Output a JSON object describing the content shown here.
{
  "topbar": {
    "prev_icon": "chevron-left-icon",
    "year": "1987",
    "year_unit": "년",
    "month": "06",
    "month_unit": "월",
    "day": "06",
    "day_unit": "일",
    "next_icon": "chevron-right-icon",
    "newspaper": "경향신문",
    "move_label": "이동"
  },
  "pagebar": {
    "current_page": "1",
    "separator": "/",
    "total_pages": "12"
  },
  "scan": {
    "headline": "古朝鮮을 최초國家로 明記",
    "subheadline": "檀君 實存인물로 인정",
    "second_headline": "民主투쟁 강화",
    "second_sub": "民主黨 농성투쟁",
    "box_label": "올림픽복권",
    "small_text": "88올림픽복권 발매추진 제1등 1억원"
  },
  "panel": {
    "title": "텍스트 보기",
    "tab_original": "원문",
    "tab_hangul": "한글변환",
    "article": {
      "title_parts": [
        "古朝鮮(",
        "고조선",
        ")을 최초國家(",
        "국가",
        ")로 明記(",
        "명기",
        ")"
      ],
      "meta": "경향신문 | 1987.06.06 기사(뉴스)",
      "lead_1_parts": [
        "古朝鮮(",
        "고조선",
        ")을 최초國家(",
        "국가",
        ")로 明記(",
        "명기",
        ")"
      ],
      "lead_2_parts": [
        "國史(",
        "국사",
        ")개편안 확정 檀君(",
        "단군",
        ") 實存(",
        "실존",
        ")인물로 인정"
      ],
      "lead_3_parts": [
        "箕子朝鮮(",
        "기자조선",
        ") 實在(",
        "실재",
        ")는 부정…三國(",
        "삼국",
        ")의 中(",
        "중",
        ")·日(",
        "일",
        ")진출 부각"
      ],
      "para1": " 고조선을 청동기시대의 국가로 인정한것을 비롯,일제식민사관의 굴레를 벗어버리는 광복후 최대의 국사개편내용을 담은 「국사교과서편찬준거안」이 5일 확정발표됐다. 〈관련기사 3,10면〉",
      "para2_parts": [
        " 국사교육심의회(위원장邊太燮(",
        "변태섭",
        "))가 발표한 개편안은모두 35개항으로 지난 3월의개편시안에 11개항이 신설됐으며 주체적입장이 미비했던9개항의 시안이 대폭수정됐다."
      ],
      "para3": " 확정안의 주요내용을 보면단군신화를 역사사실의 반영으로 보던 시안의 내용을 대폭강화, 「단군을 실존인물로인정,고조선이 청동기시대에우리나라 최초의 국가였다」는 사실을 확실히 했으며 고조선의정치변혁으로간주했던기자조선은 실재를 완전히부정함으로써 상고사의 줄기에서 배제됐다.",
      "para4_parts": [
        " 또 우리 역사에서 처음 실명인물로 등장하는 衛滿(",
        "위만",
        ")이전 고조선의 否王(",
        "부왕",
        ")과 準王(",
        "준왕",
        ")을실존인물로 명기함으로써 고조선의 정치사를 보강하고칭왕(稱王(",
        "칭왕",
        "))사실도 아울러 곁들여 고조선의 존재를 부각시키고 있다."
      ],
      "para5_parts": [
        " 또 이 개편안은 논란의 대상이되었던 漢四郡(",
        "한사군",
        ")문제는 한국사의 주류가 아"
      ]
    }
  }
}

**What the task asks:**
Go through the records above and set each one down exactly, please.

**Final result:**
Output a JSON object describing the content shown here.
{
  "topbar": {
    "prev_icon": "chevron-left-icon",
    "year": "1987",
    "year_unit": "년",
    "month": "06",
    "month_unit": "월",
    "day": "06",
    "day_unit": "일",
    "next_icon": "chevron-right-icon",
    "newspaper": "경향신문",
    "move_label": "이동"
  },
  "pagebar": {
    "current_page": "1",
    "separator": "/",
    "total_pages": "12"
  },
  "scan": {
    "headline": "古朝鮮을 최초國家로 明記",
    "subheadline": "檀君 實存인물로 인정",
    "second_headline": "民主투쟁 강화",
    "second_sub": "民主黨 농성투쟁",
    "box_label": "올림픽복권",
    "small_text": "88올림픽복권 발매추진 제1등 1억원"
  },
  "panel": {
    "title": "텍스트 보기",
    "tab_original": "원문",
    "tab_hangul": "한글변환",
    "article": {
      "title_parts": [
        "古朝鮮(",
        "고조선",
        ")을 최초國家(",
        "국가",
        ")로 明記(",
        "명기",
        ")"
      ],
      "meta": "경향신문 | 1987.06.06 기사(뉴스)",
      "lead_1_parts": [
        "古朝鮮(",
        "고조선",
        ")을 최초國家(",
        "국가",
        ")로 明記(",
        "명기",
        ")"
      ],
      "lead_2_parts": [
        "國史(",
        "국사",
        ")개편안 확정 檀君(",
        "단군",
        ") 實存(",
        "실존",
        ")인물로 인정"
      ],
      "lead_3_parts": [
        "箕子朝鮮(",
        "기자조선",
        ") 實在(",
        "실재",
        ")는 부정…三國(",
        "삼국",
        ")의 中(",
        "중",
        ")·日(",
        "일",
        ")진출 부각"
      ],
      "para1": " 고조선을 청동기시대의 국가로 인정한것을 비롯,일제식민사관의 굴레를 벗어버리는 광복후 최대의 국사개편내용을 담은 「국사교과서편찬준거안」이 5일 확정발표됐다. 〈관련기사 3,10면〉",
      "para2_parts": [
        " 국사교육심의회(위원장邊太燮(",
        "변태섭",
        "))가 발표한 개편안은모두 35개항으로 지난 3월의개편시안에 11개항이 신설됐으며 주체적입장이 미비했던9개항의 시안이 대폭수정됐다."
      ],
      "para3": " 확정안의 주요내용을 보면단군신화를 역사사실의 반영으로 보던 시안의 내용을 대폭강화, 「단군을 실존인물로인정,고조선이 청동기시대에우리나라 최초의 국가였다」는 사실을 확실히 했으며 고조선의정치변혁으로간주했던기자조선은 실재를 완전히부정함으로써 상고사의 줄기에서 배제됐다.",
      "para4_parts": [
        " 또 우리 역사에서 처음 실명인물로 등장하는 衛滿(",
        "위만",
        ")이전 고조선의 否王(",
        "부왕",
        ")과 準王(",
        "준왕",
        ")을실존인물로 명기함으로써 고조선의 정치사를 보강하고칭왕(稱王(",
        "칭왕",
        "))사실도 아울러 곁들여 고조선의 존재를 부각시키고 있다."
      ],
      "para5_parts": [
        " 또 이 개편안은 논란의 대상이되었던 漢四郡(",
        "한사군",
        ")문제는 한국사의 주류가 아"
      ]
    }
  }
}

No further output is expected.